### The problem
Pictures do not belong in the copy, so please give every entry below again exactly.

### Data entries
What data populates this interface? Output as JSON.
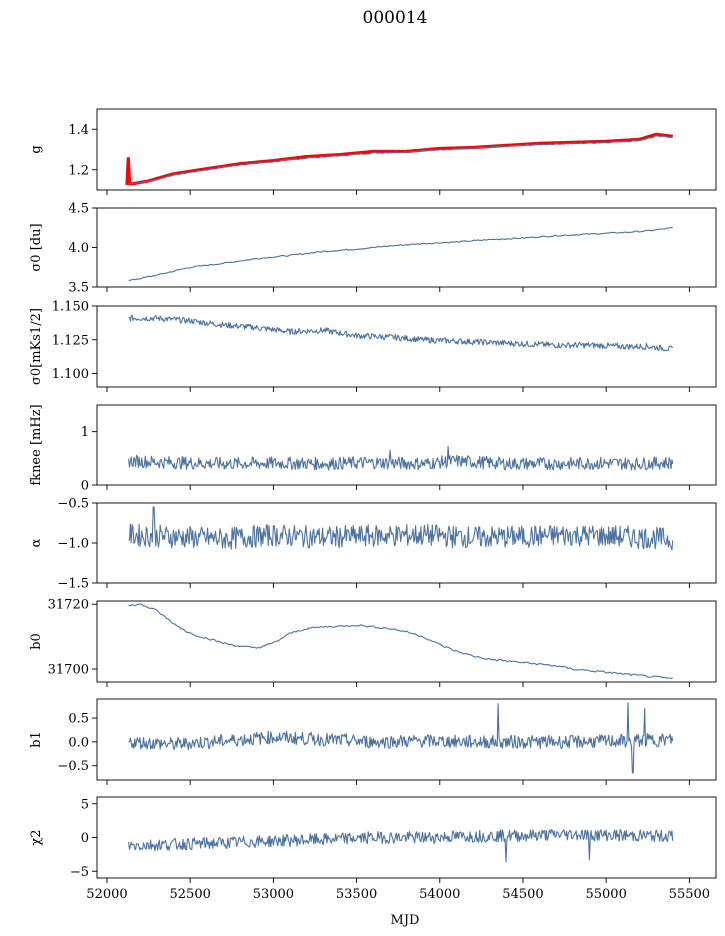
{
  "figure": {
    "title": "000014",
    "xlabel": "MJD"
  },
  "chart_data": [
    {
      "type": "line",
      "ylabel": "g",
      "xlim": [
        51940,
        55660
      ],
      "ylim": [
        1.1,
        1.5
      ],
      "yticks": [
        1.2,
        1.4
      ],
      "ytick_labels": [
        "1.2",
        "1.4"
      ],
      "series": [
        {
          "color": "#ff0000",
          "style": "thick",
          "x": [
            52120,
            52128,
            52136,
            52150,
            52250,
            52400,
            52600,
            52800,
            53000,
            53200,
            53400,
            53600,
            53800,
            54000,
            54200,
            54400,
            54600,
            54800,
            55000,
            55200,
            55300,
            55400
          ],
          "y": [
            1.125,
            1.255,
            1.13,
            1.13,
            1.145,
            1.18,
            1.205,
            1.23,
            1.245,
            1.265,
            1.275,
            1.29,
            1.29,
            1.305,
            1.31,
            1.32,
            1.33,
            1.335,
            1.34,
            1.35,
            1.375,
            1.365
          ]
        },
        {
          "color": "#4c72a0",
          "x": [
            52130,
            52250,
            52400,
            52600,
            52800,
            53000,
            53200,
            53400,
            53600,
            53800,
            54000,
            54200,
            54400,
            54600,
            54800,
            55000,
            55200,
            55300,
            55400
          ],
          "y": [
            1.13,
            1.142,
            1.175,
            1.2,
            1.225,
            1.24,
            1.258,
            1.27,
            1.283,
            1.288,
            1.3,
            1.306,
            1.316,
            1.325,
            1.33,
            1.335,
            1.345,
            1.365,
            1.362
          ]
        }
      ]
    },
    {
      "type": "line",
      "ylabel": "σ0 [du]",
      "xlim": [
        51940,
        55660
      ],
      "ylim": [
        3.5,
        4.5
      ],
      "yticks": [
        3.5,
        4.0,
        4.5
      ],
      "ytick_labels": [
        "3.5",
        "4.0",
        "4.5"
      ],
      "series": [
        {
          "color": "#4c72a0",
          "x": [
            52130,
            52300,
            52500,
            52700,
            52900,
            53100,
            53300,
            53500,
            53700,
            53900,
            54100,
            54300,
            54500,
            54700,
            54900,
            55100,
            55250,
            55400
          ],
          "y": [
            3.58,
            3.65,
            3.75,
            3.8,
            3.86,
            3.9,
            3.95,
            3.98,
            4.02,
            4.05,
            4.07,
            4.1,
            4.12,
            4.15,
            4.17,
            4.19,
            4.21,
            4.25
          ]
        }
      ]
    },
    {
      "type": "line",
      "ylabel": "σ0[mKs1/2]",
      "xlim": [
        51940,
        55660
      ],
      "ylim": [
        1.09,
        1.15
      ],
      "yticks": [
        1.1,
        1.125,
        1.15
      ],
      "ytick_labels": [
        "1.100",
        "1.125",
        "1.150"
      ],
      "series": [
        {
          "color": "#4c72a0",
          "x": [
            52130,
            52300,
            52500,
            52700,
            52900,
            53100,
            53300,
            53500,
            53700,
            53900,
            54100,
            54300,
            54500,
            54700,
            54900,
            55100,
            55250,
            55400
          ],
          "y": [
            1.141,
            1.141,
            1.139,
            1.136,
            1.134,
            1.131,
            1.132,
            1.128,
            1.127,
            1.125,
            1.124,
            1.123,
            1.122,
            1.121,
            1.121,
            1.12,
            1.12,
            1.118
          ]
        }
      ]
    },
    {
      "type": "line",
      "ylabel": "fknee [mHz]",
      "xlim": [
        51940,
        55660
      ],
      "ylim": [
        0,
        1.5
      ],
      "yticks": [
        0,
        1
      ],
      "ytick_labels": [
        "0",
        "1"
      ],
      "series": [
        {
          "color": "#4c72a0",
          "x": [
            52130,
            52400,
            52700,
            53000,
            53300,
            53600,
            53900,
            54100,
            54400,
            54700,
            55000,
            55200,
            55400
          ],
          "y": [
            0.45,
            0.42,
            0.4,
            0.41,
            0.4,
            0.42,
            0.4,
            0.45,
            0.4,
            0.4,
            0.41,
            0.4,
            0.42
          ]
        }
      ]
    },
    {
      "type": "line",
      "ylabel": "α",
      "xlim": [
        51940,
        55660
      ],
      "ylim": [
        -1.5,
        -0.5
      ],
      "yticks": [
        -1.5,
        -1.0,
        -0.5
      ],
      "ytick_labels": [
        "−1.5",
        "−1.0",
        "−0.5"
      ],
      "series": [
        {
          "color": "#4c72a0",
          "x": [
            52130,
            52400,
            52700,
            53000,
            53300,
            53600,
            53900,
            54200,
            54500,
            54800,
            55100,
            55400
          ],
          "y": [
            -0.9,
            -0.92,
            -0.95,
            -0.9,
            -0.93,
            -0.91,
            -0.9,
            -0.93,
            -0.92,
            -0.9,
            -0.92,
            -0.95
          ]
        }
      ]
    },
    {
      "type": "line",
      "ylabel": "b0",
      "xlim": [
        51940,
        55660
      ],
      "ylim": [
        31696,
        31721
      ],
      "yticks": [
        31700,
        31720
      ],
      "ytick_labels": [
        "31700",
        "31720"
      ],
      "series": [
        {
          "color": "#4c72a0",
          "x": [
            52130,
            52200,
            52300,
            52400,
            52500,
            52600,
            52700,
            52800,
            52900,
            53000,
            53100,
            53200,
            53300,
            53400,
            53500,
            53600,
            53700,
            53800,
            53900,
            54000,
            54100,
            54200,
            54300,
            54400,
            54500,
            54600,
            54700,
            54800,
            54900,
            55000,
            55100,
            55200,
            55300,
            55400
          ],
          "y": [
            31719.5,
            31720,
            31718,
            31714,
            31711,
            31709.5,
            31708,
            31707,
            31706.5,
            31708,
            31711,
            31712.5,
            31713,
            31713.2,
            31713.6,
            31713,
            31712.5,
            31711.5,
            31710,
            31707.5,
            31705.5,
            31704,
            31703,
            31702.5,
            31702,
            31701.5,
            31701,
            31700,
            31699.5,
            31699,
            31698.5,
            31698,
            31697.5,
            31697
          ]
        }
      ]
    },
    {
      "type": "line",
      "ylabel": "b1",
      "xlim": [
        51940,
        55660
      ],
      "ylim": [
        -0.8,
        0.9
      ],
      "yticks": [
        -0.5,
        0.0,
        0.5
      ],
      "ytick_labels": [
        "−0.5",
        "0.0",
        "0.5"
      ],
      "series": [
        {
          "color": "#4c72a0",
          "x": [
            52130,
            52400,
            52700,
            53000,
            53300,
            53600,
            53900,
            54200,
            54500,
            54800,
            55100,
            55400
          ],
          "y": [
            0.0,
            -0.05,
            0.02,
            0.1,
            0.05,
            0.0,
            0.02,
            0.0,
            0.0,
            0.0,
            0.02,
            0.05
          ]
        }
      ]
    },
    {
      "type": "line",
      "ylabel": "χ2",
      "xlim": [
        51940,
        55660
      ],
      "ylim": [
        -6,
        6
      ],
      "yticks": [
        -5,
        0,
        5
      ],
      "ytick_labels": [
        "−5",
        "0",
        "5"
      ],
      "series": [
        {
          "color": "#4c72a0",
          "x": [
            52130,
            52400,
            52700,
            53000,
            53300,
            53600,
            53900,
            54200,
            54500,
            54800,
            55100,
            55400
          ],
          "y": [
            -1.2,
            -1.0,
            -0.8,
            -0.5,
            -0.3,
            0.0,
            0.0,
            0.2,
            0.3,
            0.5,
            0.3,
            0.2
          ]
        }
      ]
    }
  ],
  "xaxis": {
    "ticks": [
      52000,
      52500,
      53000,
      53500,
      54000,
      54500,
      55000,
      55500
    ],
    "tick_labels": [
      "52000",
      "52500",
      "53000",
      "53500",
      "54000",
      "54500",
      "55000",
      "55500"
    ]
  }
}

### Written response
What data populates this interface? Output as JSON.
{
  "figure": {
    "title": "000014",
    "xlabel": "MJD"
  },
  "chart_data": [
    {
      "type": "line",
      "ylabel": "g",
      "xlim": [
        51940,
        55660
      ],
      "ylim": [
        1.1,
        1.5
      ],
      "yticks": [
        1.2,
        1.4
      ],
      "ytick_labels": [
        "1.2",
        "1.4"
      ],
      "series": [
        {
          "color": "#ff0000",
          "style": "thick",
          "x": [
            52120,
            52128,
            52136,
            52150,
            52250,
            52400,
            52600,
            52800,
            53000,
            53200,
            53400,
            53600,
            53800,
            54000,
            54200,
            54400,
            54600,
            54800,
            55000,
            55200,
            55300,
            55400
          ],
          "y": [
            1.125,
            1.255,
            1.13,
            1.13,
            1.145,
            1.18,
            1.205,
            1.23,
            1.245,
            1.265,
            1.275,
            1.29,
            1.29,
            1.305,
            1.31,
            1.32,
            1.33,
            1.335,
            1.34,
            1.35,
            1.375,
            1.365
          ]
        },
        {
          "color": "#4c72a0",
          "x": [
            52130,
            52250,
            52400,
            52600,
            52800,
            53000,
            53200,
            53400,
            53600,
            53800,
            54000,
            54200,
            54400,
            54600,
            54800,
            55000,
            55200,
            55300,
            55400
          ],
          "y": [
            1.13,
            1.142,
            1.175,
            1.2,
            1.225,
            1.24,
            1.258,
            1.27,
            1.283,
            1.288,
            1.3,
            1.306,
            1.316,
            1.325,
            1.33,
            1.335,
            1.345,
            1.365,
            1.362
          ]
        }
      ]
    },
    {
      "type": "line",
      "ylabel": "σ0 [du]",
      "xlim": [
        51940,
        55660
      ],
      "ylim": [
        3.5,
        4.5
      ],
      "yticks": [
        3.5,
        4.0,
        4.5
      ],
      "ytick_labels": [
        "3.5",
        "4.0",
        "4.5"
      ],
      "series": [
        {
          "color": "#4c72a0",
          "x": [
            52130,
            52300,
            52500,
            52700,
            52900,
            53100,
            53300,
            53500,
            53700,
            53900,
            54100,
            54300,
            54500,
            54700,
            54900,
            55100,
            55250,
            55400
          ],
          "y": [
            3.58,
            3.65,
            3.75,
            3.8,
            3.86,
            3.9,
            3.95,
            3.98,
            4.02,
            4.05,
            4.07,
            4.1,
            4.12,
            4.15,
            4.17,
            4.19,
            4.21,
            4.25
          ]
        }
      ]
    },
    {
      "type": "line",
      "ylabel": "σ0[mKs1/2]",
      "xlim": [
        51940,
        55660
      ],
      "ylim": [
        1.09,
        1.15
      ],
      "yticks": [
        1.1,
        1.125,
        1.15
      ],
      "ytick_labels": [
        "1.100",
        "1.125",
        "1.150"
      ],
      "series": [
        {
          "color": "#4c72a0",
          "x": [
            52130,
            52300,
            52500,
            52700,
            52900,
            53100,
            53300,
            53500,
            53700,
            53900,
            54100,
            54300,
            54500,
            54700,
            54900,
            55100,
            55250,
            55400
          ],
          "y": [
            1.141,
            1.141,
            1.139,
            1.136,
            1.134,
            1.131,
            1.132,
            1.128,
            1.127,
            1.125,
            1.124,
            1.123,
            1.122,
            1.121,
            1.121,
            1.12,
            1.12,
            1.118
          ]
        }
      ]
    },
    {
      "type": "line",
      "ylabel": "fknee [mHz]",
      "xlim": [
        51940,
        55660
      ],
      "ylim": [
        0,
        1.5
      ],
      "yticks": [
        0,
        1
      ],
      "ytick_labels": [
        "0",
        "1"
      ],
      "series": [
        {
          "color": "#4c72a0",
          "x": [
            52130,
            52400,
            52700,
            53000,
            53300,
            53600,
            53900,
            54100,
            54400,
            54700,
            55000,
            55200,
            55400
          ],
          "y": [
            0.45,
            0.42,
            0.4,
            0.41,
            0.4,
            0.42,
            0.4,
            0.45,
            0.4,
            0.4,
            0.41,
            0.4,
            0.42
          ]
        }
      ]
    },
    {
      "type": "line",
      "ylabel": "α",
      "xlim": [
        51940,
        55660
      ],
      "ylim": [
        -1.5,
        -0.5
      ],
      "yticks": [
        -1.5,
        -1.0,
        -0.5
      ],
      "ytick_labels": [
        "−1.5",
        "−1.0",
        "−0.5"
      ],
      "series": [
        {
          "color": "#4c72a0",
          "x": [
            52130,
            52400,
            52700,
            53000,
            53300,
            53600,
            53900,
            54200,
            54500,
            54800,
            55100,
            55400
          ],
          "y": [
            -0.9,
            -0.92,
            -0.95,
            -0.9,
            -0.93,
            -0.91,
            -0.9,
            -0.93,
            -0.92,
            -0.9,
            -0.92,
            -0.95
          ]
        }
      ]
    },
    {
      "type": "line",
      "ylabel": "b0",
      "xlim": [
        51940,
        55660
      ],
      "ylim": [
        31696,
        31721
      ],
      "yticks": [
        31700,
        31720
      ],
      "ytick_labels": [
        "31700",
        "31720"
      ],
      "series": [
        {
          "color": "#4c72a0",
          "x": [
            52130,
            52200,
            52300,
            52400,
            52500,
            52600,
            52700,
            52800,
            52900,
            53000,
            53100,
            53200,
            53300,
            53400,
            53500,
            53600,
            53700,
            53800,
            53900,
            54000,
            54100,
            54200,
            54300,
            54400,
            54500,
            54600,
            54700,
            54800,
            54900,
            55000,
            55100,
            55200,
            55300,
            55400
          ],
          "y": [
            31719.5,
            31720,
            31718,
            31714,
            31711,
            31709.5,
            31708,
            31707,
            31706.5,
            31708,
            31711,
            31712.5,
            31713,
            31713.2,
            31713.6,
            31713,
            31712.5,
            31711.5,
            31710,
            31707.5,
            31705.5,
            31704,
            31703,
            31702.5,
            31702,
            31701.5,
            31701,
            31700,
            31699.5,
            31699,
            31698.5,
            31698,
            31697.5,
            31697
          ]
        }
      ]
    },
    {
      "type": "line",
      "ylabel": "b1",
      "xlim": [
        51940,
        55660
      ],
      "ylim": [
        -0.8,
        0.9
      ],
      "yticks": [
        -0.5,
        0.0,
        0.5
      ],
      "ytick_labels": [
        "−0.5",
        "0.0",
        "0.5"
      ],
      "series": [
        {
          "color": "#4c72a0",
          "x": [
            52130,
            52400,
            52700,
            53000,
            53300,
            53600,
            53900,
            54200,
            54500,
            54800,
            55100,
            55400
          ],
          "y": [
            0.0,
            -0.05,
            0.02,
            0.1,
            0.05,
            0.0,
            0.02,
            0.0,
            0.0,
            0.0,
            0.02,
            0.05
          ]
        }
      ]
    },
    {
      "type": "line",
      "ylabel": "χ2",
      "xlim": [
        51940,
        55660
      ],
      "ylim": [
        -6,
        6
      ],
      "yticks": [
        -5,
        0,
        5
      ],
      "ytick_labels": [
        "−5",
        "0",
        "5"
      ],
      "series": [
        {
          "color": "#4c72a0",
          "x": [
            52130,
            52400,
            52700,
            53000,
            53300,
            53600,
            53900,
            54200,
            54500,
            54800,
            55100,
            55400
          ],
          "y": [
            -1.2,
            -1.0,
            -0.8,
            -0.5,
            -0.3,
            0.0,
            0.0,
            0.2,
            0.3,
            0.5,
            0.3,
            0.2
          ]
        }
      ]
    }
  ],
  "xaxis": {
    "ticks": [
      52000,
      52500,
      53000,
      53500,
      54000,
      54500,
      55000,
      55500
    ],
    "tick_labels": [
      "52000",
      "52500",
      "53000",
      "53500",
      "54000",
      "54500",
      "55000",
      "55500"
    ]
  }
}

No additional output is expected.